┌────────

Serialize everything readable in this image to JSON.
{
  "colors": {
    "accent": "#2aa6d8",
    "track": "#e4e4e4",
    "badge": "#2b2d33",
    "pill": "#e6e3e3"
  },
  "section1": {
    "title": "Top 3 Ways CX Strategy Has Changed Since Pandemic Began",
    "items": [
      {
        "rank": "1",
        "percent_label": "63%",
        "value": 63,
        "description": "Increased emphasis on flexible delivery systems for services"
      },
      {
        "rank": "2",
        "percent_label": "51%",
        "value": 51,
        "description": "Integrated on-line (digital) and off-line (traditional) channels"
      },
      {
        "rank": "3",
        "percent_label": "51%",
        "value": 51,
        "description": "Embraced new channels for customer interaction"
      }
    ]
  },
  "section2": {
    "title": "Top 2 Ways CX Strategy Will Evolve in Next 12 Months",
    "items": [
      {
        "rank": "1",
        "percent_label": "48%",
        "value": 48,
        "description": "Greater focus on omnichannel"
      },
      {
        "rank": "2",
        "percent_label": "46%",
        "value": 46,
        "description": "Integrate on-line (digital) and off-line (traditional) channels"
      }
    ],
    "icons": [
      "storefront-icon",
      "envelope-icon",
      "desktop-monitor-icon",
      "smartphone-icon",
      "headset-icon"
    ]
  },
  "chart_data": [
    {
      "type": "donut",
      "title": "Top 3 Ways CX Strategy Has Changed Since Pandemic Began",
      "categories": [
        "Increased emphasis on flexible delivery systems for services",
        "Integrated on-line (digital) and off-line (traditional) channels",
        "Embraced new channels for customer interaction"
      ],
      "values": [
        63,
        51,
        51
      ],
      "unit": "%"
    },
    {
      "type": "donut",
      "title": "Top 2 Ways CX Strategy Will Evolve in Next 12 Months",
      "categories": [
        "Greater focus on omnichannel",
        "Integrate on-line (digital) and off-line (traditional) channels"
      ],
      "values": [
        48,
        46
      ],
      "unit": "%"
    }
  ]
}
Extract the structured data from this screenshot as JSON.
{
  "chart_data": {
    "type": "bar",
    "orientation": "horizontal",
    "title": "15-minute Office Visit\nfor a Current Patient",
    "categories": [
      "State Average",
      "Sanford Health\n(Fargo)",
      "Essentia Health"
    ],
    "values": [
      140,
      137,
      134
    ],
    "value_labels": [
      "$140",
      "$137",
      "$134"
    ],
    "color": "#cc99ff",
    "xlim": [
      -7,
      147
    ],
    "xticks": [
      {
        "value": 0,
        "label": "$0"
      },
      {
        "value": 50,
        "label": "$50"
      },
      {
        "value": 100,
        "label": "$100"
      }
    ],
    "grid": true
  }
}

└────────

SET PROBLEM: Return a copy of every line that includes the word "flexible".

RESULT OF THE EXERCISE:
        "description": "Increased emphasis on flexible delivery systems for services"
        "Increased emphasis on flexible delivery systems for services",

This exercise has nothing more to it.